> [Exercise]:
Copy out each line of the data that holds the word "ffffff".
++++ Data shown ++++
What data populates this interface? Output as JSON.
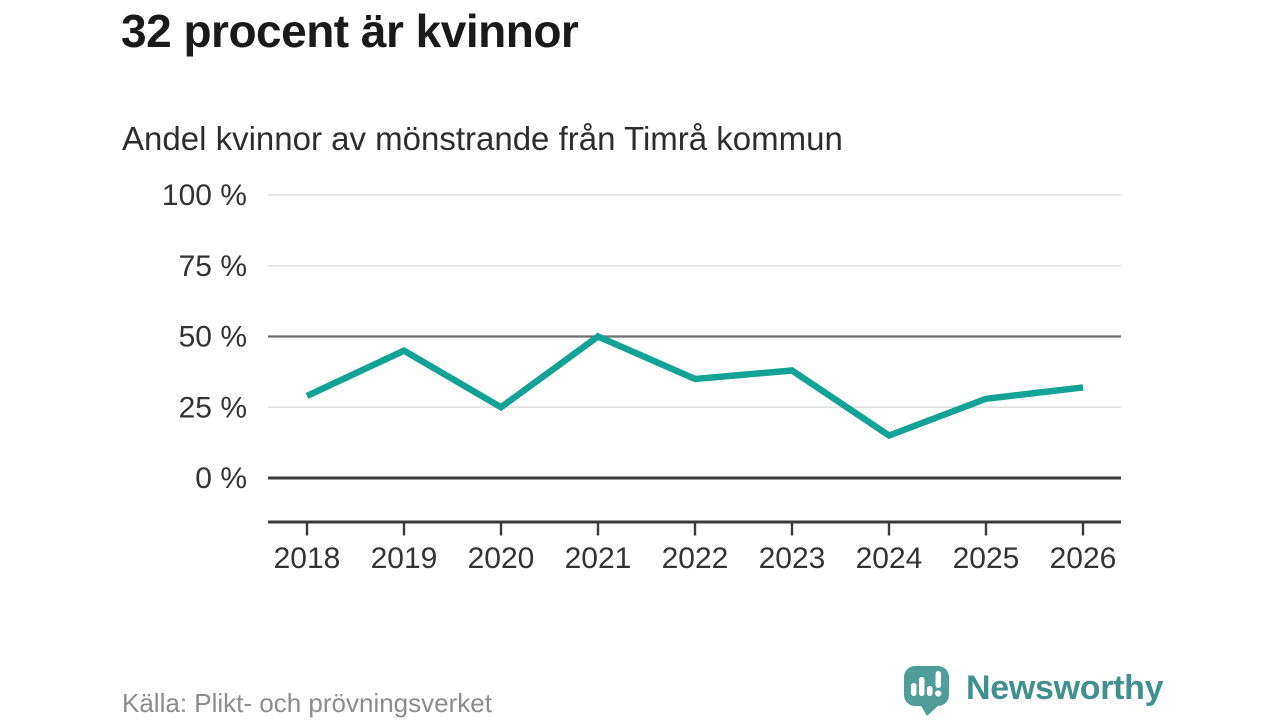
{
  "header": {
    "title": "32 procent är kvinnor",
    "subtitle": "Andel kvinnor av mönstrande från Timrå kommun"
  },
  "chart_data": {
    "type": "line",
    "title": "32 procent är kvinnor",
    "subtitle": "Andel kvinnor av mönstrande från Timrå kommun",
    "x": [
      "2018",
      "2019",
      "2020",
      "2021",
      "2022",
      "2023",
      "2024",
      "2025",
      "2026"
    ],
    "series": [
      {
        "name": "Andel kvinnor av mönstrande",
        "values": [
          29,
          45,
          25,
          50,
          35,
          38,
          15,
          28,
          32
        ]
      }
    ],
    "unit": "%",
    "ylim": [
      0,
      100
    ],
    "yticks": [
      100,
      75,
      50,
      25,
      0
    ],
    "ytick_labels": [
      "100 %",
      "75 %",
      "50 %",
      "25 %",
      "0 %"
    ],
    "xtick_labels": [
      "2018",
      "2019",
      "2020",
      "2021",
      "2022",
      "2023",
      "2024",
      "2025",
      "2026"
    ],
    "grid": "horizontal",
    "emphasized_gridlines": [
      50
    ],
    "baseline_gridline": 0,
    "legend": "none",
    "line_color": "#12a296"
  },
  "footer": {
    "source": "Källa: Plikt- och prövningsverket",
    "brand_name": "Newsworthy"
  },
  "colors": {
    "accent": "#12a296",
    "brand_bubble": "#4f9e99",
    "brand_text": "#3f908e",
    "title_text": "#1a1a1a",
    "axis_text": "#333333",
    "muted_text": "#8c8c8c",
    "grid_light": "#e0e0e0",
    "grid_mid": "#6e6e6e",
    "axis_dark": "#3b3b3b"
  }
}
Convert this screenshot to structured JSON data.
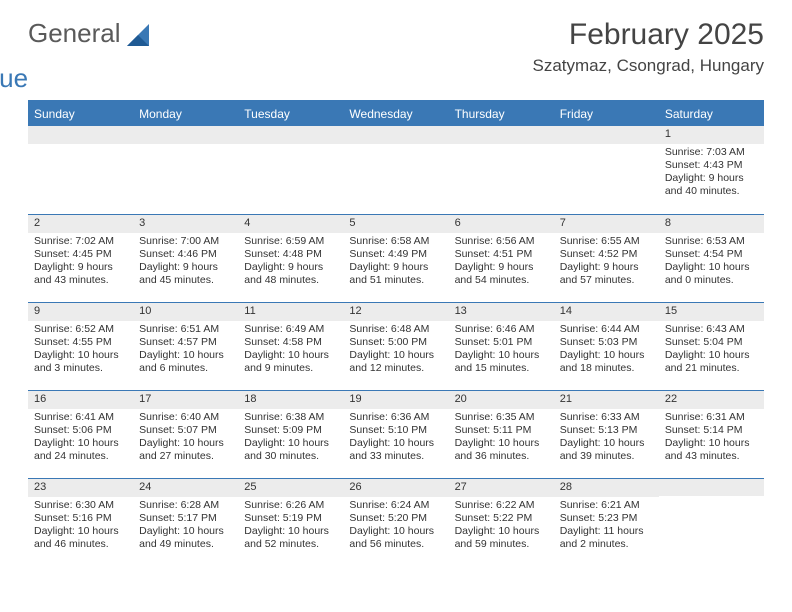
{
  "brand": {
    "general": "General",
    "blue": "Blue"
  },
  "header": {
    "month_title": "February 2025",
    "location": "Szatymaz, Csongrad, Hungary"
  },
  "style": {
    "accent": "#3a78b5",
    "weekday_bg": "#3a78b5",
    "weekday_fg": "#ffffff",
    "daynum_bg": "#ececec",
    "body_bg": "#ffffff",
    "text_color": "#333333",
    "divider_color": "#3a78b5",
    "title_fontsize": 30,
    "location_fontsize": 17,
    "weekday_fontsize": 12,
    "cell_fontsize": 10.5
  },
  "weekdays": [
    "Sunday",
    "Monday",
    "Tuesday",
    "Wednesday",
    "Thursday",
    "Friday",
    "Saturday"
  ],
  "calendar": {
    "start_weekday_index": 6,
    "days": [
      {
        "n": 1,
        "sunrise": "Sunrise: 7:03 AM",
        "sunset": "Sunset: 4:43 PM",
        "daylight1": "Daylight: 9 hours",
        "daylight2": "and 40 minutes."
      },
      {
        "n": 2,
        "sunrise": "Sunrise: 7:02 AM",
        "sunset": "Sunset: 4:45 PM",
        "daylight1": "Daylight: 9 hours",
        "daylight2": "and 43 minutes."
      },
      {
        "n": 3,
        "sunrise": "Sunrise: 7:00 AM",
        "sunset": "Sunset: 4:46 PM",
        "daylight1": "Daylight: 9 hours",
        "daylight2": "and 45 minutes."
      },
      {
        "n": 4,
        "sunrise": "Sunrise: 6:59 AM",
        "sunset": "Sunset: 4:48 PM",
        "daylight1": "Daylight: 9 hours",
        "daylight2": "and 48 minutes."
      },
      {
        "n": 5,
        "sunrise": "Sunrise: 6:58 AM",
        "sunset": "Sunset: 4:49 PM",
        "daylight1": "Daylight: 9 hours",
        "daylight2": "and 51 minutes."
      },
      {
        "n": 6,
        "sunrise": "Sunrise: 6:56 AM",
        "sunset": "Sunset: 4:51 PM",
        "daylight1": "Daylight: 9 hours",
        "daylight2": "and 54 minutes."
      },
      {
        "n": 7,
        "sunrise": "Sunrise: 6:55 AM",
        "sunset": "Sunset: 4:52 PM",
        "daylight1": "Daylight: 9 hours",
        "daylight2": "and 57 minutes."
      },
      {
        "n": 8,
        "sunrise": "Sunrise: 6:53 AM",
        "sunset": "Sunset: 4:54 PM",
        "daylight1": "Daylight: 10 hours",
        "daylight2": "and 0 minutes."
      },
      {
        "n": 9,
        "sunrise": "Sunrise: 6:52 AM",
        "sunset": "Sunset: 4:55 PM",
        "daylight1": "Daylight: 10 hours",
        "daylight2": "and 3 minutes."
      },
      {
        "n": 10,
        "sunrise": "Sunrise: 6:51 AM",
        "sunset": "Sunset: 4:57 PM",
        "daylight1": "Daylight: 10 hours",
        "daylight2": "and 6 minutes."
      },
      {
        "n": 11,
        "sunrise": "Sunrise: 6:49 AM",
        "sunset": "Sunset: 4:58 PM",
        "daylight1": "Daylight: 10 hours",
        "daylight2": "and 9 minutes."
      },
      {
        "n": 12,
        "sunrise": "Sunrise: 6:48 AM",
        "sunset": "Sunset: 5:00 PM",
        "daylight1": "Daylight: 10 hours",
        "daylight2": "and 12 minutes."
      },
      {
        "n": 13,
        "sunrise": "Sunrise: 6:46 AM",
        "sunset": "Sunset: 5:01 PM",
        "daylight1": "Daylight: 10 hours",
        "daylight2": "and 15 minutes."
      },
      {
        "n": 14,
        "sunrise": "Sunrise: 6:44 AM",
        "sunset": "Sunset: 5:03 PM",
        "daylight1": "Daylight: 10 hours",
        "daylight2": "and 18 minutes."
      },
      {
        "n": 15,
        "sunrise": "Sunrise: 6:43 AM",
        "sunset": "Sunset: 5:04 PM",
        "daylight1": "Daylight: 10 hours",
        "daylight2": "and 21 minutes."
      },
      {
        "n": 16,
        "sunrise": "Sunrise: 6:41 AM",
        "sunset": "Sunset: 5:06 PM",
        "daylight1": "Daylight: 10 hours",
        "daylight2": "and 24 minutes."
      },
      {
        "n": 17,
        "sunrise": "Sunrise: 6:40 AM",
        "sunset": "Sunset: 5:07 PM",
        "daylight1": "Daylight: 10 hours",
        "daylight2": "and 27 minutes."
      },
      {
        "n": 18,
        "sunrise": "Sunrise: 6:38 AM",
        "sunset": "Sunset: 5:09 PM",
        "daylight1": "Daylight: 10 hours",
        "daylight2": "and 30 minutes."
      },
      {
        "n": 19,
        "sunrise": "Sunrise: 6:36 AM",
        "sunset": "Sunset: 5:10 PM",
        "daylight1": "Daylight: 10 hours",
        "daylight2": "and 33 minutes."
      },
      {
        "n": 20,
        "sunrise": "Sunrise: 6:35 AM",
        "sunset": "Sunset: 5:11 PM",
        "daylight1": "Daylight: 10 hours",
        "daylight2": "and 36 minutes."
      },
      {
        "n": 21,
        "sunrise": "Sunrise: 6:33 AM",
        "sunset": "Sunset: 5:13 PM",
        "daylight1": "Daylight: 10 hours",
        "daylight2": "and 39 minutes."
      },
      {
        "n": 22,
        "sunrise": "Sunrise: 6:31 AM",
        "sunset": "Sunset: 5:14 PM",
        "daylight1": "Daylight: 10 hours",
        "daylight2": "and 43 minutes."
      },
      {
        "n": 23,
        "sunrise": "Sunrise: 6:30 AM",
        "sunset": "Sunset: 5:16 PM",
        "daylight1": "Daylight: 10 hours",
        "daylight2": "and 46 minutes."
      },
      {
        "n": 24,
        "sunrise": "Sunrise: 6:28 AM",
        "sunset": "Sunset: 5:17 PM",
        "daylight1": "Daylight: 10 hours",
        "daylight2": "and 49 minutes."
      },
      {
        "n": 25,
        "sunrise": "Sunrise: 6:26 AM",
        "sunset": "Sunset: 5:19 PM",
        "daylight1": "Daylight: 10 hours",
        "daylight2": "and 52 minutes."
      },
      {
        "n": 26,
        "sunrise": "Sunrise: 6:24 AM",
        "sunset": "Sunset: 5:20 PM",
        "daylight1": "Daylight: 10 hours",
        "daylight2": "and 56 minutes."
      },
      {
        "n": 27,
        "sunrise": "Sunrise: 6:22 AM",
        "sunset": "Sunset: 5:22 PM",
        "daylight1": "Daylight: 10 hours",
        "daylight2": "and 59 minutes."
      },
      {
        "n": 28,
        "sunrise": "Sunrise: 6:21 AM",
        "sunset": "Sunset: 5:23 PM",
        "daylight1": "Daylight: 11 hours",
        "daylight2": "and 2 minutes."
      }
    ]
  }
}
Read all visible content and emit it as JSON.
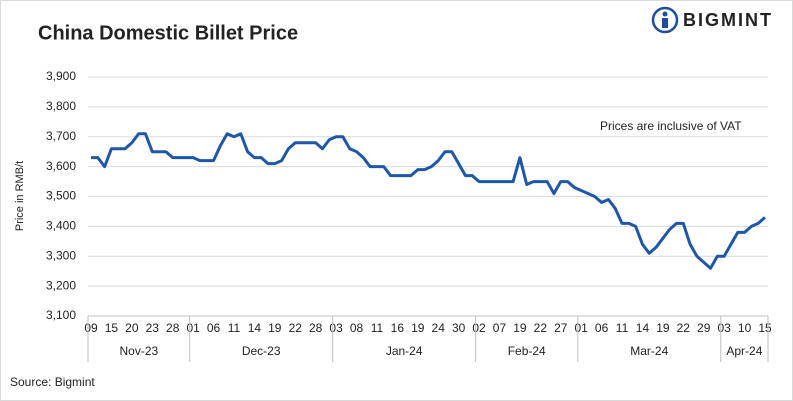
{
  "logo": "BIGMINT",
  "chart_data": {
    "type": "line",
    "title": "China Domestic Billet Price",
    "annotation": "Prices are inclusive of VAT",
    "y_label": "Price in RMB/t",
    "source": "Source: Bigmint",
    "categories": [
      "09",
      null,
      null,
      "15",
      null,
      null,
      "20",
      null,
      null,
      "23",
      null,
      null,
      "28",
      null,
      null,
      "01",
      null,
      null,
      "06",
      null,
      null,
      "11",
      null,
      null,
      "14",
      null,
      null,
      "19",
      null,
      null,
      "22",
      null,
      null,
      "28",
      null,
      null,
      "03",
      null,
      null,
      "08",
      null,
      null,
      "11",
      null,
      null,
      "16",
      null,
      null,
      "19",
      null,
      null,
      "24",
      null,
      null,
      "30",
      null,
      null,
      "02",
      null,
      null,
      "07",
      null,
      null,
      "19",
      null,
      null,
      "22",
      null,
      null,
      "27",
      null,
      null,
      "01",
      null,
      null,
      "06",
      null,
      null,
      "11",
      null,
      null,
      "14",
      null,
      null,
      "19",
      null,
      null,
      "22",
      null,
      null,
      "29",
      null,
      null,
      "03",
      null,
      null,
      "10",
      null,
      null,
      "15"
    ],
    "month_groups": [
      {
        "label": "Nov-23",
        "count": 15
      },
      {
        "label": "Dec-23",
        "count": 21
      },
      {
        "label": "Jan-24",
        "count": 21
      },
      {
        "label": "Feb-24",
        "count": 15
      },
      {
        "label": "Mar-24",
        "count": 21
      },
      {
        "label": "Apr-24",
        "count": 7
      }
    ],
    "series": [
      {
        "name": "Billet price",
        "color": "#1f57a8",
        "values": [
          3630,
          3630,
          3600,
          3660,
          3660,
          3660,
          3680,
          3710,
          3710,
          3650,
          3650,
          3650,
          3630,
          3630,
          3630,
          3630,
          3620,
          3620,
          3620,
          3670,
          3710,
          3700,
          3710,
          3650,
          3630,
          3630,
          3610,
          3610,
          3620,
          3660,
          3680,
          3680,
          3680,
          3680,
          3660,
          3690,
          3700,
          3700,
          3660,
          3650,
          3630,
          3600,
          3600,
          3600,
          3570,
          3570,
          3570,
          3570,
          3590,
          3590,
          3600,
          3620,
          3650,
          3650,
          3610,
          3570,
          3570,
          3550,
          3550,
          3550,
          3550,
          3550,
          3550,
          3630,
          3540,
          3550,
          3550,
          3550,
          3510,
          3550,
          3550,
          3530,
          3520,
          3510,
          3500,
          3480,
          3490,
          3460,
          3410,
          3410,
          3400,
          3340,
          3310,
          3330,
          3360,
          3390,
          3410,
          3410,
          3340,
          3300,
          3280,
          3260,
          3300,
          3300,
          3340,
          3380,
          3380,
          3400,
          3410,
          3430
        ]
      }
    ],
    "ylim": [
      3100,
      3900
    ],
    "yticks": [
      {
        "value": 3100,
        "label": "3,100"
      },
      {
        "value": 3200,
        "label": "3,200"
      },
      {
        "value": 3300,
        "label": "3,300"
      },
      {
        "value": 3400,
        "label": "3,400"
      },
      {
        "value": 3500,
        "label": "3,500"
      },
      {
        "value": 3600,
        "label": "3,600"
      },
      {
        "value": 3700,
        "label": "3,700"
      },
      {
        "value": 3800,
        "label": "3,800"
      },
      {
        "value": 3900,
        "label": "3,900"
      }
    ],
    "grid": true
  }
}
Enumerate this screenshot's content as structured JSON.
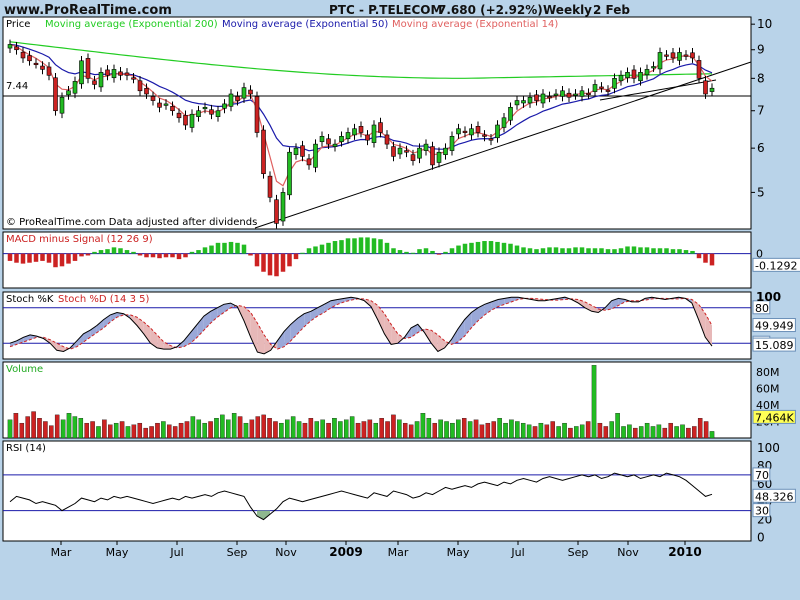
{
  "header": {
    "site": "www.ProRealTime.com",
    "title": "PTC - P.TELECOM",
    "price": "7.680 (+2.92%)",
    "period": "Weekly",
    "date": "2 Feb"
  },
  "colors": {
    "background": "#b9d3e9",
    "panel": "#ffffff",
    "up": "#22bb22",
    "down": "#cc2222",
    "ema200": "#22cc22",
    "ema50": "#1a1aaa",
    "ema14": "#e06060",
    "highlight": "#ffff55"
  },
  "chart_data": [
    {
      "panel": "price",
      "type": "candlestick",
      "title": "Price",
      "note": "© ProRealTime.com  Data adjusted after dividends",
      "legend": [
        "Moving average (Exponential 200)",
        "Moving average (Exponential 50)",
        "Moving average (Exponential 14)"
      ],
      "y_ticks": [
        5,
        6,
        7,
        8,
        9,
        10
      ],
      "scale": "log",
      "ylim": [
        4.3,
        10.3
      ],
      "horizontal_line": {
        "value": 7.44,
        "label": "7.44"
      },
      "last": 7.68,
      "closes": [
        9.2,
        9.0,
        8.7,
        8.6,
        8.5,
        8.3,
        8.1,
        7.0,
        7.4,
        7.6,
        7.9,
        8.6,
        8.0,
        7.8,
        8.2,
        8.1,
        8.3,
        8.1,
        8.1,
        8.0,
        7.6,
        7.5,
        7.3,
        7.1,
        7.2,
        7.0,
        6.8,
        6.6,
        6.9,
        7.0,
        7.1,
        6.9,
        7.0,
        7.2,
        7.5,
        7.3,
        7.7,
        7.5,
        6.4,
        5.4,
        4.9,
        4.4,
        5.0,
        5.9,
        6.0,
        5.8,
        5.6,
        6.1,
        6.3,
        6.1,
        6.1,
        6.3,
        6.4,
        6.5,
        6.4,
        6.2,
        6.6,
        6.4,
        6.1,
        5.8,
        6.0,
        5.9,
        5.7,
        6.0,
        6.1,
        5.6,
        5.9,
        6.0,
        6.3,
        6.5,
        6.4,
        6.5,
        6.4,
        6.3,
        6.2,
        6.6,
        6.8,
        7.1,
        7.3,
        7.3,
        7.4,
        7.3,
        7.5,
        7.4,
        7.5,
        7.6,
        7.4,
        7.5,
        7.6,
        7.5,
        7.8,
        7.7,
        7.6,
        8.0,
        8.1,
        8.2,
        8.0,
        8.2,
        8.3,
        8.4,
        8.9,
        8.8,
        8.7,
        8.9,
        8.8,
        8.7,
        8.0,
        7.5,
        7.68
      ]
    },
    {
      "panel": "macd",
      "type": "bar",
      "title": "MACD minus Signal (12 26 9)",
      "y_ticks": [
        0
      ],
      "ylim": [
        -0.38,
        0.24
      ],
      "last": -0.1292,
      "last_label": "-0.1292",
      "values": [
        -0.08,
        -0.1,
        -0.11,
        -0.1,
        -0.09,
        -0.08,
        -0.1,
        -0.15,
        -0.14,
        -0.11,
        -0.08,
        -0.03,
        -0.02,
        0.02,
        0.04,
        0.05,
        0.07,
        0.06,
        0.04,
        0.02,
        -0.02,
        -0.04,
        -0.04,
        -0.05,
        -0.04,
        -0.04,
        -0.06,
        -0.04,
        0.02,
        0.04,
        0.07,
        0.09,
        0.12,
        0.12,
        0.13,
        0.12,
        0.1,
        -0.02,
        -0.14,
        -0.2,
        -0.24,
        -0.25,
        -0.2,
        -0.14,
        -0.06,
        0.01,
        0.06,
        0.08,
        0.1,
        0.12,
        0.14,
        0.15,
        0.17,
        0.17,
        0.18,
        0.18,
        0.17,
        0.16,
        0.12,
        0.06,
        0.04,
        0.02,
        0.01,
        0.05,
        0.06,
        0.03,
        -0.01,
        0.02,
        0.06,
        0.09,
        0.11,
        0.12,
        0.13,
        0.14,
        0.14,
        0.13,
        0.12,
        0.11,
        0.09,
        0.07,
        0.06,
        0.05,
        0.06,
        0.07,
        0.07,
        0.06,
        0.06,
        0.07,
        0.07,
        0.06,
        0.06,
        0.06,
        0.05,
        0.05,
        0.06,
        0.08,
        0.08,
        0.07,
        0.07,
        0.06,
        0.06,
        0.06,
        0.05,
        0.05,
        0.04,
        0.03,
        -0.05,
        -0.1,
        -0.13
      ]
    },
    {
      "panel": "stochastic",
      "type": "line",
      "title_k": "Stoch %K",
      "title_d": "Stoch %D (14 3 5)",
      "y_ticks": [
        100
      ],
      "levels": [
        80,
        20
      ],
      "level_labels": [
        "80",
        "20"
      ],
      "ylim": [
        0,
        100
      ],
      "last_k": 15.089,
      "last_k_label": "15.089",
      "last_d": 49.949,
      "last_d_label": "49.949",
      "k": [
        20,
        24,
        30,
        34,
        32,
        28,
        20,
        8,
        6,
        12,
        24,
        36,
        42,
        50,
        60,
        68,
        72,
        70,
        62,
        50,
        36,
        20,
        12,
        10,
        10,
        14,
        24,
        38,
        52,
        66,
        74,
        80,
        86,
        88,
        82,
        58,
        30,
        5,
        2,
        8,
        24,
        40,
        52,
        62,
        70,
        74,
        80,
        86,
        92,
        94,
        96,
        98,
        96,
        92,
        82,
        60,
        36,
        18,
        20,
        30,
        46,
        52,
        38,
        20,
        6,
        12,
        26,
        44,
        60,
        72,
        80,
        86,
        90,
        94,
        96,
        98,
        98,
        96,
        94,
        92,
        92,
        94,
        96,
        98,
        94,
        88,
        80,
        74,
        72,
        80,
        92,
        96,
        94,
        90,
        90,
        96,
        98,
        96,
        94,
        96,
        98,
        96,
        88,
        60,
        30,
        15.089
      ],
      "d": [
        14,
        18,
        22,
        26,
        30,
        30,
        26,
        20,
        14,
        10,
        14,
        22,
        30,
        38,
        46,
        56,
        64,
        68,
        68,
        64,
        56,
        46,
        34,
        22,
        16,
        12,
        14,
        20,
        30,
        42,
        54,
        64,
        72,
        80,
        84,
        82,
        72,
        54,
        34,
        18,
        10,
        14,
        24,
        36,
        48,
        58,
        66,
        72,
        80,
        86,
        90,
        93,
        95,
        95,
        92,
        84,
        70,
        52,
        36,
        28,
        30,
        38,
        44,
        42,
        34,
        24,
        18,
        22,
        32,
        46,
        58,
        68,
        76,
        82,
        86,
        90,
        94,
        96,
        96,
        95,
        94,
        93,
        93,
        94,
        95,
        94,
        90,
        84,
        78,
        76,
        78,
        84,
        90,
        92,
        92,
        93,
        95,
        96,
        96,
        95,
        95,
        96,
        94,
        86,
        70,
        49.949
      ]
    },
    {
      "panel": "volume",
      "type": "bar",
      "title": "Volume",
      "y_ticks": [
        "20M",
        "40M",
        "60M",
        "80M"
      ],
      "ylim": [
        0,
        92
      ],
      "unit": "M",
      "last_label": "7,464K",
      "values": [
        22,
        30,
        18,
        26,
        32,
        24,
        20,
        15,
        28,
        22,
        30,
        26,
        24,
        18,
        20,
        14,
        22,
        16,
        18,
        20,
        14,
        16,
        18,
        12,
        14,
        18,
        20,
        16,
        14,
        18,
        20,
        26,
        22,
        18,
        20,
        24,
        28,
        22,
        30,
        26,
        18,
        22,
        26,
        28,
        24,
        20,
        18,
        22,
        26,
        20,
        18,
        24,
        20,
        22,
        18,
        24,
        20,
        22,
        26,
        18,
        20,
        22,
        18,
        24,
        20,
        28,
        22,
        18,
        16,
        20,
        30,
        24,
        18,
        22,
        20,
        18,
        22,
        24,
        20,
        22,
        16,
        18,
        20,
        24,
        18,
        22,
        20,
        18,
        16,
        14,
        18,
        16,
        20,
        14,
        18,
        12,
        14,
        16,
        20,
        88,
        18,
        14,
        20,
        30,
        14,
        16,
        12,
        14,
        18,
        14,
        16,
        12,
        18,
        14,
        16,
        12,
        14,
        24,
        20,
        8
      ]
    },
    {
      "panel": "rsi",
      "type": "line",
      "title": "RSI (14)",
      "y_ticks": [
        0,
        20,
        40,
        60,
        80,
        100
      ],
      "levels": [
        70,
        30
      ],
      "level_labels": [
        "70",
        "30"
      ],
      "ylim": [
        -4,
        108
      ],
      "last": 48.326,
      "last_label": "48.326",
      "values": [
        40,
        46,
        44,
        42,
        38,
        40,
        38,
        36,
        30,
        34,
        38,
        44,
        42,
        40,
        44,
        42,
        46,
        44,
        46,
        44,
        42,
        40,
        38,
        40,
        42,
        44,
        42,
        46,
        44,
        46,
        48,
        46,
        50,
        52,
        50,
        48,
        46,
        34,
        24,
        20,
        26,
        32,
        40,
        44,
        42,
        40,
        42,
        44,
        46,
        48,
        50,
        52,
        50,
        48,
        46,
        44,
        50,
        48,
        46,
        52,
        50,
        48,
        44,
        46,
        50,
        48,
        52,
        56,
        54,
        56,
        58,
        56,
        60,
        62,
        60,
        58,
        62,
        60,
        64,
        66,
        64,
        62,
        66,
        68,
        66,
        64,
        66,
        68,
        70,
        68,
        70,
        66,
        68,
        72,
        70,
        68,
        70,
        66,
        68,
        70,
        68,
        72,
        70,
        68,
        64,
        58,
        52,
        46,
        48.326
      ]
    },
    {
      "panel": "x_axis",
      "type": "axis",
      "x_ticks": [
        "Mar",
        "May",
        "Jul",
        "Sep",
        "Nov",
        "2009",
        "Mar",
        "May",
        "Jul",
        "Sep",
        "Nov",
        "2010"
      ],
      "bold_ticks": [
        "2009",
        "2010"
      ]
    }
  ]
}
++++
> [Solution for this exercise]:
    "weekday_fg": "#ffffff",
    "body_bg": "#ffffff",
    "panel": "#ffffff",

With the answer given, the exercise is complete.